**YOUR TASK**
Report only the number of lines holding "网友们快来看网霸们是怎样欺负人的".

**RECORDS FOR PROCESSING**

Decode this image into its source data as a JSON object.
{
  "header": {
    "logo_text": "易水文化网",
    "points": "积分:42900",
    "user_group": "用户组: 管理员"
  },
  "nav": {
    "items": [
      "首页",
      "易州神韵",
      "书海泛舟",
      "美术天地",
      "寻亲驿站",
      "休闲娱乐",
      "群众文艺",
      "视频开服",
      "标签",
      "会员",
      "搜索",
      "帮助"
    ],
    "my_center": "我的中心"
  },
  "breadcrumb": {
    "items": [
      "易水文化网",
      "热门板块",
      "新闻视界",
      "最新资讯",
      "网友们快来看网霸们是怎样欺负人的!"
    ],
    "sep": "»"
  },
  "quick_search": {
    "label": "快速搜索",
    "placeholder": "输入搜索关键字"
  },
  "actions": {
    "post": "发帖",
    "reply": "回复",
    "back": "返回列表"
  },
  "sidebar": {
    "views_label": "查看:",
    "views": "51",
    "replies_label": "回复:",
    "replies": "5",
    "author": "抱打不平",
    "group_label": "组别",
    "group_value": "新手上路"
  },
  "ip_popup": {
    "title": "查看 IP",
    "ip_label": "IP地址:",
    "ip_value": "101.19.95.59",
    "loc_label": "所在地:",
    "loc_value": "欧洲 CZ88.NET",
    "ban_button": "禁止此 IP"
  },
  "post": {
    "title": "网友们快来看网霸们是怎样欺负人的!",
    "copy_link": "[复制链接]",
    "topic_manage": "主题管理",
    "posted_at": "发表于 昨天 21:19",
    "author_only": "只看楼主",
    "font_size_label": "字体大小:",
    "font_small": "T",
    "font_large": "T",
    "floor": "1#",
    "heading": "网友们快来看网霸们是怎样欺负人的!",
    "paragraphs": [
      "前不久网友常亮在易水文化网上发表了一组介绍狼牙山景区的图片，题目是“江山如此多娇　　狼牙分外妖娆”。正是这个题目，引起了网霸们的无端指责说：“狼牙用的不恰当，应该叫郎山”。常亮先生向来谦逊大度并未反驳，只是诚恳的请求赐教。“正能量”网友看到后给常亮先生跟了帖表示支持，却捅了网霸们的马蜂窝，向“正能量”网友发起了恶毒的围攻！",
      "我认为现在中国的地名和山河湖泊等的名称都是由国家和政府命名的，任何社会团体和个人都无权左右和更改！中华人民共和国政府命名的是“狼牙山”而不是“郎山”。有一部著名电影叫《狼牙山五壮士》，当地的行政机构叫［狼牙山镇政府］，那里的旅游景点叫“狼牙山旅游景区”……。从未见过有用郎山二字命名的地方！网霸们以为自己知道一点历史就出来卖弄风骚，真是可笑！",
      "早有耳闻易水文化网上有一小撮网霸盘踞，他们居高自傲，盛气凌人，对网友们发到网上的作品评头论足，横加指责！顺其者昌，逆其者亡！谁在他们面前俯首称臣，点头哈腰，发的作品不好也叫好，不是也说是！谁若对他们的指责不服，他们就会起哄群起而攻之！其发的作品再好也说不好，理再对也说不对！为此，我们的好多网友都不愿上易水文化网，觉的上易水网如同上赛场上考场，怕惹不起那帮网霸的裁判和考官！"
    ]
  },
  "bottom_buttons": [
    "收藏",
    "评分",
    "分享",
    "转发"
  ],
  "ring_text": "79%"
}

**SOLUTION TO THIS PROBLEM**
3